**** ФРАГМЕНТ ТЕКСТА ****

В закреплении новой позиции существенны два момента военного времени. Они резко протолкнули давно намечавшиеся изменения. Первое — это военная иерархия, которая сразу все прояснила. То, что вне ее было подхалимством, в ее пределах стало чинопочитанием. Содержание получило форму, красивую, правильную, молодцеватую, совместимую с честью и доблестью. Иерархия проецировалась в гражданский быт, где выглядит, конечно, иначе.

Вероятно, только на фоне военных ассоциаций возможен ректор Вознесенский, который кричит на студентов, если они перед ним не успели вскочить или снять шапку. К нему как-то пришла на прием (наниматься) преподавательница французского языка. В кабинете у него лежит дорожка. Она пошла мимо дорожки. Вознесенский сказал: «Вернитесь и пройдите по дорожке». Она вернулась и пошла по дорожке.

Второй определяющий момент — это иерархия снабжения. Ею все сказано en toutes lettres*. Она ежеминутно ощутима в быту, ее нельзя забыть. Наконец, она гораздо иерархичнее имущественного неравенства и по психологической своей сущности — ближе к неравенству сословному, кастовому и именно для него создает предпосылки. Ведь «ее шофер» может пойти в любой коммерческий ресторан, магазин, но в закрытый распределитель он пройти не может.

В послевоенное время (не сразу), когда решающая роль двух этих моментов отпадет, придется переходить к психологически более сложному расчленению общества. Тогда социальные категории могут опять оказаться чересчур сближенными. Мужьям все-таки проще — у них служебные отношения. Но где возьмут жены психологическую гарантию привилегированности — без прикрепления в разных магазинах. Не сомневаюсь, впрочем, что они найдут принцип различия. Все эти проблемы возникают именно потому, что у нас имущественная дифференциация, по сравнению с капиталистическими странами, ничтожна.

Как радовались профессора, особенно жены профессоров, когда прошел слух о том, что на Михайловской доцентов и кандидатов больше прикреплять не будут. Соображения о лучшем снабжении или о меньших очередях здесь были на заднем плане. Человек вовсе не так грубо утилитарен. Человек грубо утилитарен, только пока он простодушно голоден. Здесь же был крик души изголодавшихся по чувству привилегированности. В свое время «кающиеся дворяне», пресыщенные переживанием привилегированности и потому жаждавшие переживания святости, говорили: «Пускай секут! Ведь мужика же секут!» (Михайловский).

---------------

* откровенно, напрямик (франц.).

 

180


ЗАПИСНЫЕ  КНИЖКИ

Поступки   и   побуждения

Толстой писал в знаменитой статье «Так что же нам делать?»: «То, что с первого раза сказалось мне при виде голодных и холодных у Ляпинского дома, именно то, что я виноват в этом и что так жить, как я живу, нельзя, нельзя и нельзя, — это одно было правда».

**** ИСХОДНЫЕ ДАННЫЕ ****

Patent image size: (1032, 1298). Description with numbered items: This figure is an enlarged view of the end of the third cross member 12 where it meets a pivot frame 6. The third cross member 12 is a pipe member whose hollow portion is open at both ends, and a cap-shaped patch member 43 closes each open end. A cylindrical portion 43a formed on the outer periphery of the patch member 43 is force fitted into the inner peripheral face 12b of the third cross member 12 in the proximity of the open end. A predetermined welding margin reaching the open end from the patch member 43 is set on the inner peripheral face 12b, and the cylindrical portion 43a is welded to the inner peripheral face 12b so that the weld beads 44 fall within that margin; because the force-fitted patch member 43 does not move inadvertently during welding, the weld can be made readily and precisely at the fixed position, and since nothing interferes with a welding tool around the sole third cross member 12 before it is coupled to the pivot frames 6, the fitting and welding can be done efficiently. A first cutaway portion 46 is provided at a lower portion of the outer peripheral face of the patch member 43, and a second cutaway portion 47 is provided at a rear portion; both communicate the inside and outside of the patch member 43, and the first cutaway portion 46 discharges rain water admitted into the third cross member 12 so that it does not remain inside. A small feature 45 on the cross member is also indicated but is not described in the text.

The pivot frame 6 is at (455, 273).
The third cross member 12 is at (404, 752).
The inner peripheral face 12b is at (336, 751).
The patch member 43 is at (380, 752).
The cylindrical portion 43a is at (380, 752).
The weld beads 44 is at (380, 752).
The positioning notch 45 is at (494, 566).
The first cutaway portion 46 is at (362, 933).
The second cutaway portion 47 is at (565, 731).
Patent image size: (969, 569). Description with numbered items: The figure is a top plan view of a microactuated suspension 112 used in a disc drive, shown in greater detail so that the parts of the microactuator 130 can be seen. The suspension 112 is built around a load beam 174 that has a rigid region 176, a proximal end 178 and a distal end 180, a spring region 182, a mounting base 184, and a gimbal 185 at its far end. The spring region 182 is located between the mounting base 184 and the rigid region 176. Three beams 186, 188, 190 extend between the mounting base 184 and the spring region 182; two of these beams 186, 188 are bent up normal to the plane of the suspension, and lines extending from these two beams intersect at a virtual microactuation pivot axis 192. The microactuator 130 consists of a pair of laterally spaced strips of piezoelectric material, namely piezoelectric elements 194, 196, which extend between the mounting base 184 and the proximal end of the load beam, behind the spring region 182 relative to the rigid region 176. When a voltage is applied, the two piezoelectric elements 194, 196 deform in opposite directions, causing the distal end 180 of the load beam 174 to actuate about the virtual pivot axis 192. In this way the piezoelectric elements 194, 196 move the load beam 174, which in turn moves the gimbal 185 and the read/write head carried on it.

****

- ЧТО СДЕЛАТЬ -
- 1) Какими словами во фрагменте текста ректор Вознесенский велел преподавательнице французского языка пройти по кабинету?
- 2) Выведите отрывок из фрагмента текста, начиная со слов «В закреплении новой» и заканчивая словами «пошла по дорожке.».
Эти пункты для работы не нужны.

- ОТВЕТЫ ПО ЗАДАНИЯМ -
- 1) «Вернитесь и пройдите по дорожке».

- 2)
В закреплении новой позиции существенны два момента военного времени. Они резко протолкнули давно намечавшиеся изменения. Первое — это военная иерархия, которая сразу все прояснила. То, что вне ее было подхалимством, в ее пределах стало чинопочитанием. Содержание получило форму, красивую, правильную, молодцеватую, совместимую с честью и доблестью. Иерархия проецировалась в гражданский быт, где выглядит, конечно, иначе.

Вероятно, только на фоне военных ассоциаций возможен ректор Вознесенский, который кричит на студентов, если они перед ним не успели вскочить или снять шапку. К нему как-то пришла на прием (наниматься) преподавательница французского языка. В кабинете у него лежит дорожка. Она пошла мимо дорожки. Вознесенский сказал: «Вернитесь и пройдите по дорожке». Она вернулась и пошла по дорожке.